-------- PROVIDED RECORDS

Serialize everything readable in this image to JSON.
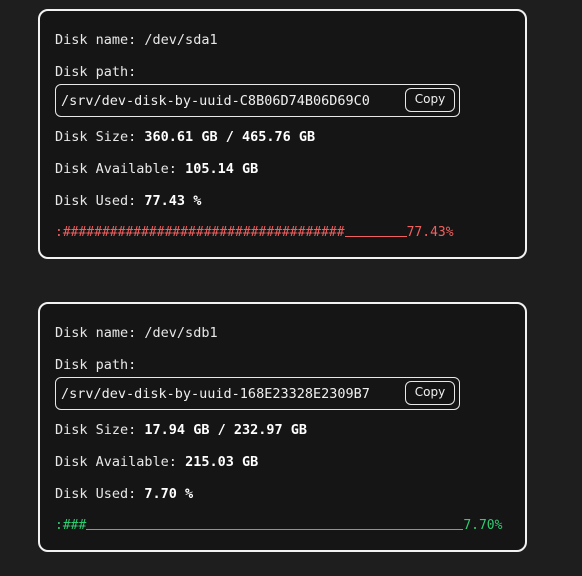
{
  "disks": [
    {
      "name_label": "Disk name:",
      "name": "/dev/sda1",
      "path_label": "Disk path:",
      "path": "/srv/dev-disk-by-uuid-C8B06D74B06D69C0",
      "copy_label": "Copy",
      "size_label": "Disk Size:",
      "size": "360.61 GB / 465.76 GB",
      "available_label": "Disk Available:",
      "available": "105.14 GB",
      "used_label": "Disk Used:",
      "used": "77.43 %",
      "bar_prefix": ":",
      "bar_hashes": "####################################",
      "bar_percent": "77.43%",
      "bar_color": "#f0605f",
      "used_fraction": 0.7743
    },
    {
      "name_label": "Disk name:",
      "name": "/dev/sdb1",
      "path_label": "Disk path:",
      "path": "/srv/dev-disk-by-uuid-168E23328E2309B7",
      "copy_label": "Copy",
      "size_label": "Disk Size:",
      "size": "17.94 GB / 232.97 GB",
      "available_label": "Disk Available:",
      "available": "215.03 GB",
      "used_label": "Disk Used:",
      "used": "7.70 %",
      "bar_prefix": ":",
      "bar_hashes": "###",
      "bar_percent": "7.70%",
      "bar_color": "#2ecc71",
      "used_fraction": 0.077
    }
  ]
}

----------------

REQUIRED WORK
Write the records out again in full, exactly, and skip every picture.

SOLUTION
Serialize everything readable in this image to JSON.
{
  "disks": [
    {
      "name_label": "Disk name:",
      "name": "/dev/sda1",
      "path_label": "Disk path:",
      "path": "/srv/dev-disk-by-uuid-C8B06D74B06D69C0",
      "copy_label": "Copy",
      "size_label": "Disk Size:",
      "size": "360.61 GB / 465.76 GB",
      "available_label": "Disk Available:",
      "available": "105.14 GB",
      "used_label": "Disk Used:",
      "used": "77.43 %",
      "bar_prefix": ":",
      "bar_hashes": "####################################",
      "bar_percent": "77.43%",
      "bar_color": "#f0605f",
      "used_fraction": 0.7743
    },
    {
      "name_label": "Disk name:",
      "name": "/dev/sdb1",
      "path_label": "Disk path:",
      "path": "/srv/dev-disk-by-uuid-168E23328E2309B7",
      "copy_label": "Copy",
      "size_label": "Disk Size:",
      "size": "17.94 GB / 232.97 GB",
      "available_label": "Disk Available:",
      "available": "215.03 GB",
      "used_label": "Disk Used:",
      "used": "7.70 %",
      "bar_prefix": ":",
      "bar_hashes": "###",
      "bar_percent": "7.70%",
      "bar_color": "#2ecc71",
      "used_fraction": 0.077
    }
  ]
}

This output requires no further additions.